##### RECORDS PROVIDED #####

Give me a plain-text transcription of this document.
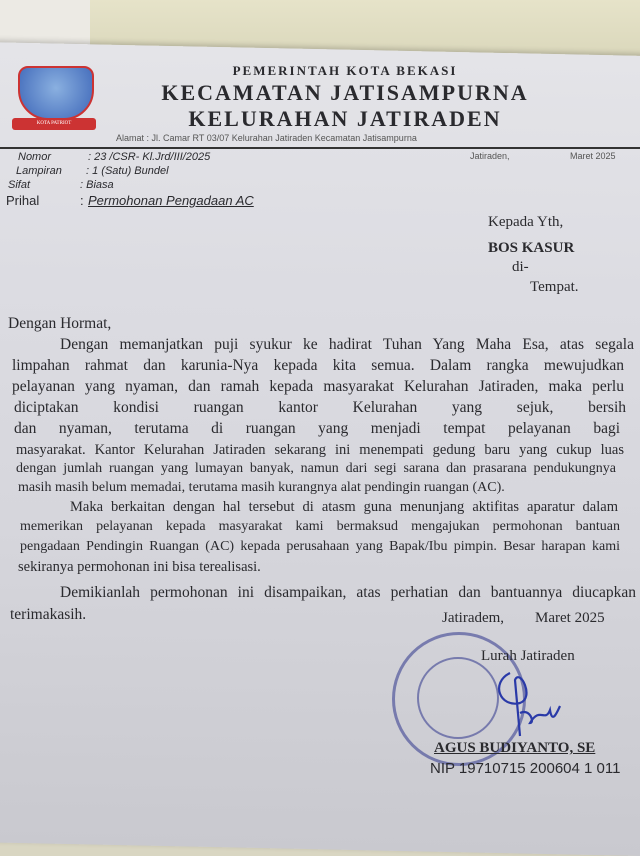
KOTA PATRIOT
PEMERINTAH KOTA BEKASI
KECAMATAN JATISAMPURNA
KELURAHAN JATIRADEN
Alamat : Jl. Camar RT 03/07 Kelurahan Jatiraden Kecamatan Jatisampurna
Nomor	: 23 /CSR- Kl.Jrd/III/2025
Lampiran : 1 (Satu) Bundel
Sifat	: Biasa
Prihal	: Permohonan Pengadaan AC
Jatiraden,	Maret 2025
Kepada Yth,
BOS KASUR
di-
Tempat.
Dengan Hormat,
Dengan memanjatkan puji syukur ke hadirat Tuhan Yang Maha Esa, atas segala
limpahan rahmat dan karunia-Nya kepada kita semua. Dalam rangka mewujudkan
pelayanan yang nyaman, dan ramah kepada masyarakat Kelurahan Jatiraden, maka perlu
diciptakan kondisi ruangan kantor Kelurahan yang sejuk, bersih
dan nyaman, terutama di ruangan yang menjadi tempat pelayanan bagi
masyarakat. Kantor Kelurahan Jatiraden sekarang ini menempati gedung baru yang cukup luas
dengan jumlah ruangan yang lumayan banyak, namun dari segi sarana dan prasarana pendukungnya
masih masih belum memadai, terutama masih kurangnya alat pendingin ruangan (AC).
Maka berkaitan dengan hal tersebut di atasm guna menunjang aktifitas aparatur dalam
memerikan pelayanan kepada masyarakat kami bermaksud mengajukan permohonan bantuan
pengadaan Pendingin Ruangan (AC) kepada perusahaan yang Bapak/Ibu pimpin. Besar harapan kami
sekiranya permohonan ini bisa terealisasi.
Demikianlah permohonan ini disampaikan, atas perhatian dan bantuannya diucapkan
terimakasih.	Jatiradem, Maret 2025
Lurah Jatiraden
AGUS BUDIYANTO, SE
NIP 19710715 200604 1 011
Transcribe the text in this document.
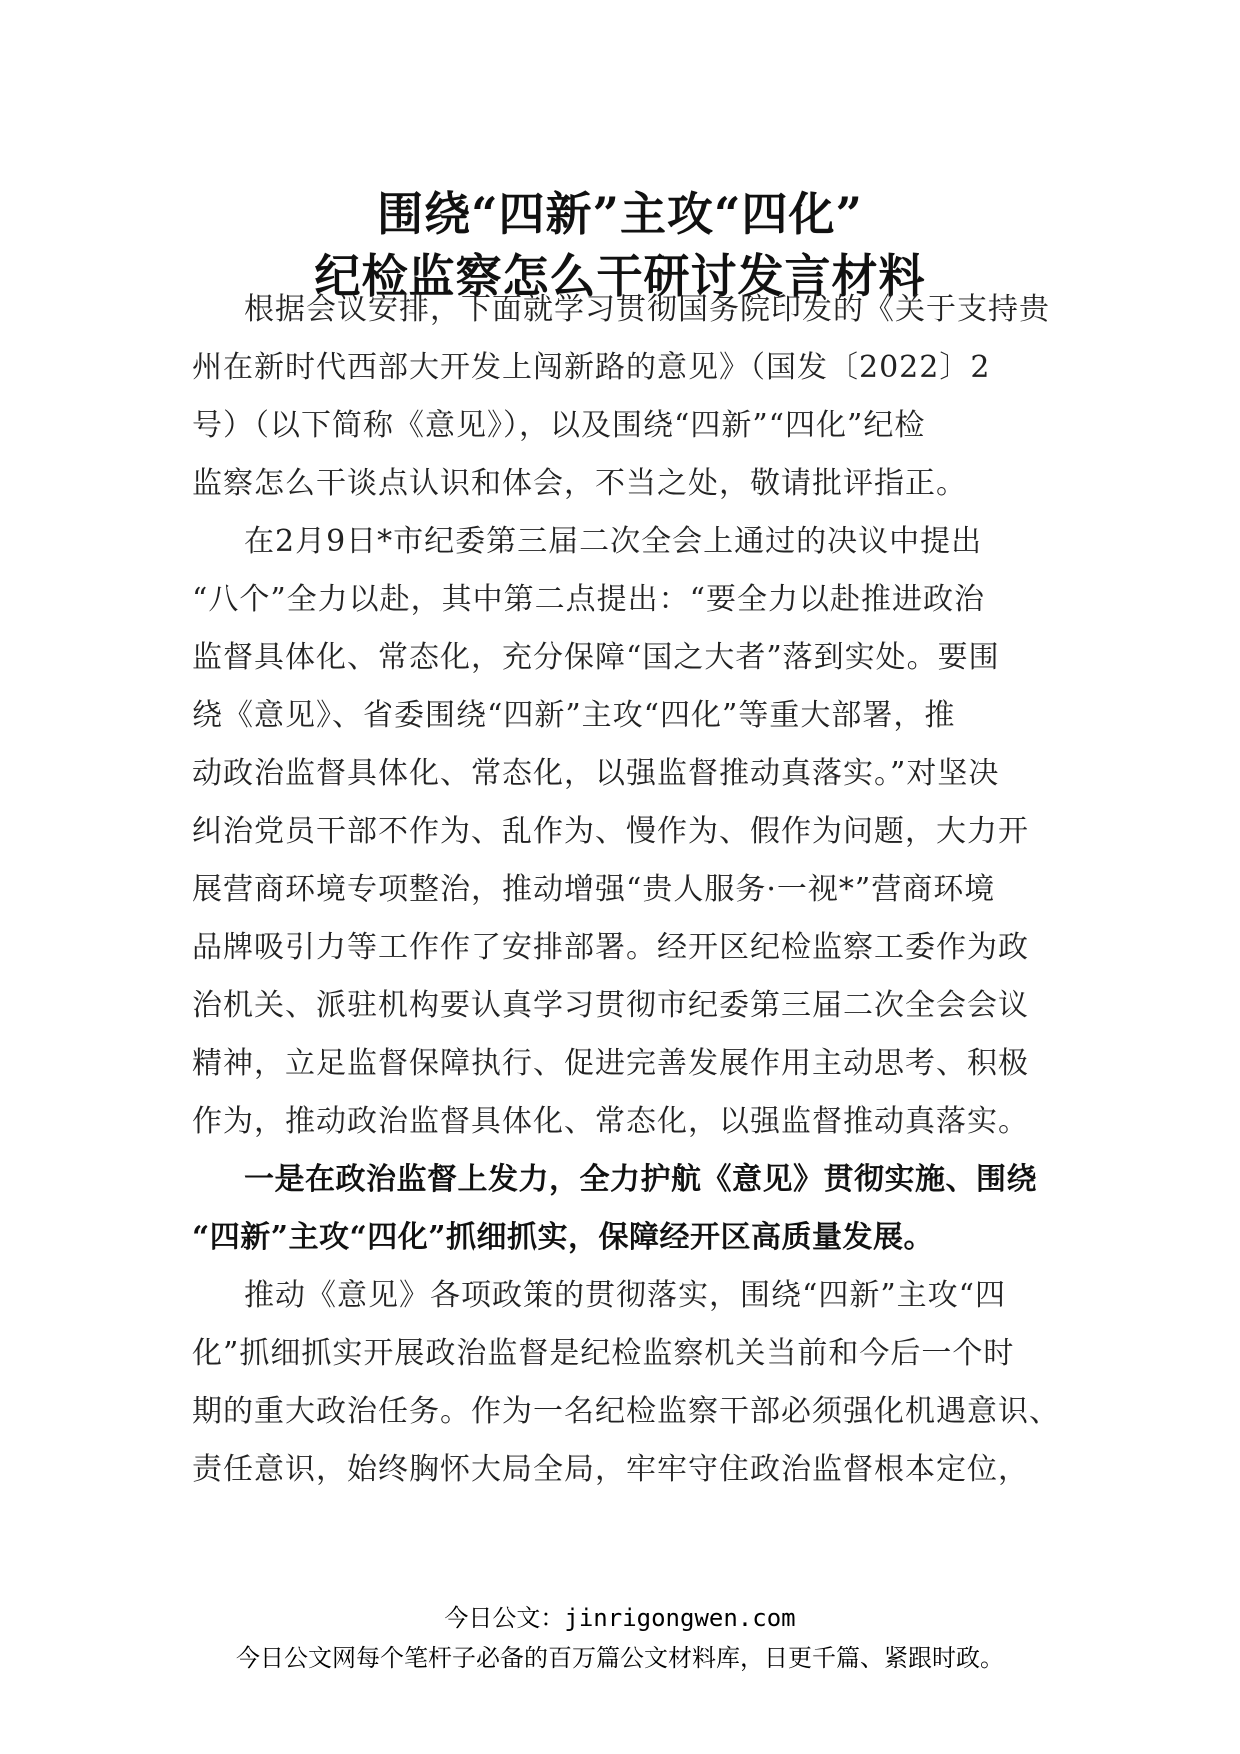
围绕“四新”主攻“四化”
纪检监察怎么干研讨发言材料
根据会议安排，下面就学习贯彻国务院印发的《关于支持贵
州在新时代西部大开发上闯新路的意见》（国发〔2022〕2
号）（以下简称《意见》），以及围绕“四新”“四化”纪检
监察怎么干谈点认识和体会，不当之处，敬请批评指正。
在2月9日*市纪委第三届二次全会上通过的决议中提出
“八个”全力以赴，其中第二点提出：“要全力以赴推进政治
监督具体化、常态化，充分保障“国之大者”落到实处。要围
绕《意见》、省委围绕“四新”主攻“四化”等重大部署，推
动政治监督具体化、常态化，以强监督推动真落实。”对坚决
纠治党员干部不作为、乱作为、慢作为、假作为问题，大力开
展营商环境专项整治，推动增强“贵人服务·一视*”营商环境
品牌吸引力等工作作了安排部署。经开区纪检监察工委作为政
治机关、派驻机构要认真学习贯彻市纪委第三届二次全会会议
精神，立足监督保障执行、促进完善发展作用主动思考、积极
作为，推动政治监督具体化、常态化，以强监督推动真落实。
一是在政治监督上发力，全力护航《意见》贯彻实施、围绕
“四新”主攻“四化”抓细抓实，保障经开区高质量发展。
推动《意见》各项政策的贯彻落实，围绕“四新”主攻“四
化”抓细抓实开展政治监督是纪检监察机关当前和今后一个时
期的重大政治任务。作为一名纪检监察干部必须强化机遇意识、
责任意识，始终胸怀大局全局，牢牢守住政治监督根本定位，
今日公文：jinrigongwen.com
今日公文网每个笔杆子必备的百万篇公文材料库，日更千篇、紧跟时政。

#####

WHAT IS REQUIRED:
Write out the whole listing again, exactly, with no pictures.

RESPONSE:
Give me a plain-text transcription of this document.
KOTA PATRIOT
PEMERINTAH KOTA BEKASI
KECAMATAN JATISAMPURNA
KELURAHAN JATIRADEN
Alamat : Jl. Camar RT 03/07 Kelurahan Jatiraden Kecamatan Jatisampurna
Nomor	: 23 /CSR- Kl.Jrd/III/2025
Lampiran : 1 (Satu) Bundel
Sifat	: Biasa
Prihal	: Permohonan Pengadaan AC
Jatiraden,	Maret 2025
Kepada Yth,
BOS KASUR
di-
Tempat.
Dengan Hormat,
Dengan memanjatkan puji syukur ke hadirat Tuhan Yang Maha Esa, atas segala
limpahan rahmat dan karunia-Nya kepada kita semua. Dalam rangka mewujudkan
pelayanan yang nyaman, dan ramah kepada masyarakat Kelurahan Jatiraden, maka perlu
diciptakan kondisi ruangan kantor Kelurahan yang sejuk, bersih
dan nyaman, terutama di ruangan yang menjadi tempat pelayanan bagi
masyarakat. Kantor Kelurahan Jatiraden sekarang ini menempati gedung baru yang cukup luas
dengan jumlah ruangan yang lumayan banyak, namun dari segi sarana dan prasarana pendukungnya
masih masih belum memadai, terutama masih kurangnya alat pendingin ruangan (AC).
Maka berkaitan dengan hal tersebut di atasm guna menunjang aktifitas aparatur dalam
memerikan pelayanan kepada masyarakat kami bermaksud mengajukan permohonan bantuan
pengadaan Pendingin Ruangan (AC) kepada perusahaan yang Bapak/Ibu pimpin. Besar harapan kami
sekiranya permohonan ini bisa terealisasi.
Demikianlah permohonan ini disampaikan, atas perhatian dan bantuannya diucapkan
terimakasih.	Jatiradem, Maret 2025
Lurah Jatiraden
AGUS BUDIYANTO, SE
NIP 19710715 200604 1 011
Transcribe the text in this document.
围绕“四新”主攻“四化”
纪检监察怎么干研讨发言材料
根据会议安排，下面就学习贯彻国务院印发的《关于支持贵
州在新时代西部大开发上闯新路的意见》（国发〔2022〕2
号）（以下简称《意见》），以及围绕“四新”“四化”纪检
监察怎么干谈点认识和体会，不当之处，敬请批评指正。
在2月9日*市纪委第三届二次全会上通过的决议中提出
“八个”全力以赴，其中第二点提出：“要全力以赴推进政治
监督具体化、常态化，充分保障“国之大者”落到实处。要围
绕《意见》、省委围绕“四新”主攻“四化”等重大部署，推
动政治监督具体化、常态化，以强监督推动真落实。”对坚决
纠治党员干部不作为、乱作为、慢作为、假作为问题，大力开
展营商环境专项整治，推动增强“贵人服务·一视*”营商环境
品牌吸引力等工作作了安排部署。经开区纪检监察工委作为政
治机关、派驻机构要认真学习贯彻市纪委第三届二次全会会议
精神，立足监督保障执行、促进完善发展作用主动思考、积极
作为，推动政治监督具体化、常态化，以强监督推动真落实。
一是在政治监督上发力，全力护航《意见》贯彻实施、围绕
“四新”主攻“四化”抓细抓实，保障经开区高质量发展。
推动《意见》各项政策的贯彻落实，围绕“四新”主攻“四
化”抓细抓实开展政治监督是纪检监察机关当前和今后一个时
期的重大政治任务。作为一名纪检监察干部必须强化机遇意识、
责任意识，始终胸怀大局全局，牢牢守住政治监督根本定位，
今日公文：jinrigongwen.com
今日公文网每个笔杆子必备的百万篇公文材料库，日更千篇、紧跟时政。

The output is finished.